** BEGIN SOURCE MATERIAL **

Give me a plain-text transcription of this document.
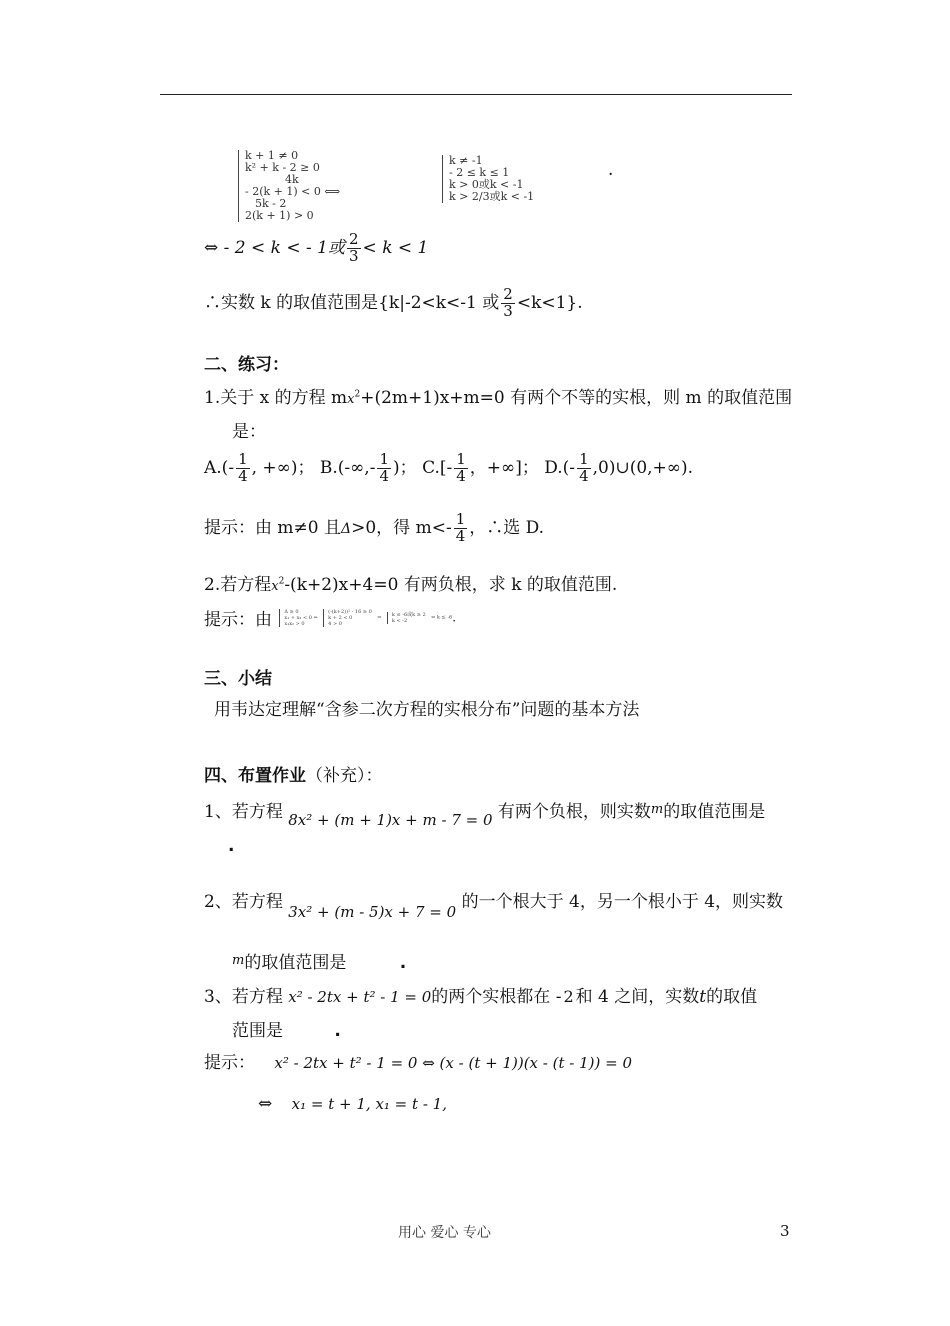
k + 1 ≠ 0
k² + k - 2 ≥ 0
4k
- 2(k + 1) < 0 ⟺
5k - 2
2(k + 1) > 0
k ≠ -1
- 2 ≤ k ≤ 1
k > 0或k < -1
k > 2/3或k < -1
.
⇔ - 2 < k < - 1或 $\frac{2}{3} < k < 1$
∴实数 k 的取值范围是{k|-2<k<-1 或 $\frac{2}{3} <k<1$}.
二、练习：
1.关于 x 的方程 $mx^2+(2m+1)x+m=0$ 有两个不等的实根，则 m 的取值范围
是：
$A.(- \frac{1}{4}$ , +∞)； $B.(-\infty,- \frac{1}{4}$ )； $C.[- \frac{1}{4}$ ，+∞]； $D.(- \frac{1}{4}$ ,0)∪(0,+∞).
提示：由 m≠0 且Δ>0，得 $m<- \frac{1}{4}$ ，∴选 D.
2.若方程$x^2-(k+2)x+4=0$ 有两负根，求 k 的取值范围.
提示：由 Δ ≥ 0
x₁ + x₂ < 0 ⇔
x₁x₂ > 0

(-(k+2))² - 16 ≥ 0
k + 2 < 0
4 > 0
⇔ k ≤ -6或k ≥ 2
k < -2	⇔ k ≤ -6.
三、小结
用韦达定理解“含参二次方程的实根分布”问题的基本方法
四、布置作业（补充）：
1、若方程 8x² + (m + 1)x + m - 7 = 0 有两个负根，则实数$^m$的取值范围是
.
2、若方程 3x² + (m - 5)x + 7 = 0 的一个根大于 4，另一个根小于 4，则实数
$^m$的取值范围是	.
3、若方程 x² - 2tx + t² - 1 = 0的两个实根都在 - 2 和 4 之间，实数t的取值
范围是	.
提示： x² - 2tx + t² - 1 = 0 ⇔ (x - (t + 1))(x - (t - 1)) = 0
⇔ x₁ = t + 1, x₁ = t - 1,
用心 爱心 专心	3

** END SOURCE MATERIAL **

● **DESCRIPTION OF THE TASK**:
Search the listing above for the string "frac". Copy every line that contains it.

● **OUTPUT BELOW**:
⇔ - 2 < k < - 1或 $\frac{2}{3} < k < 1$
∴实数 k 的取值范围是{k|-2<k<-1 或 $\frac{2}{3} <k<1$}.
$A.(- \frac{1}{4}$ , +∞)； $B.(-\infty,- \frac{1}{4}$ )； $C.[- \frac{1}{4}$ ，+∞]； $D.(- \frac{1}{4}$ ,0)∪(0,+∞).
提示：由 m≠0 且Δ>0，得 $m<- \frac{1}{4}$ ，∴选 D.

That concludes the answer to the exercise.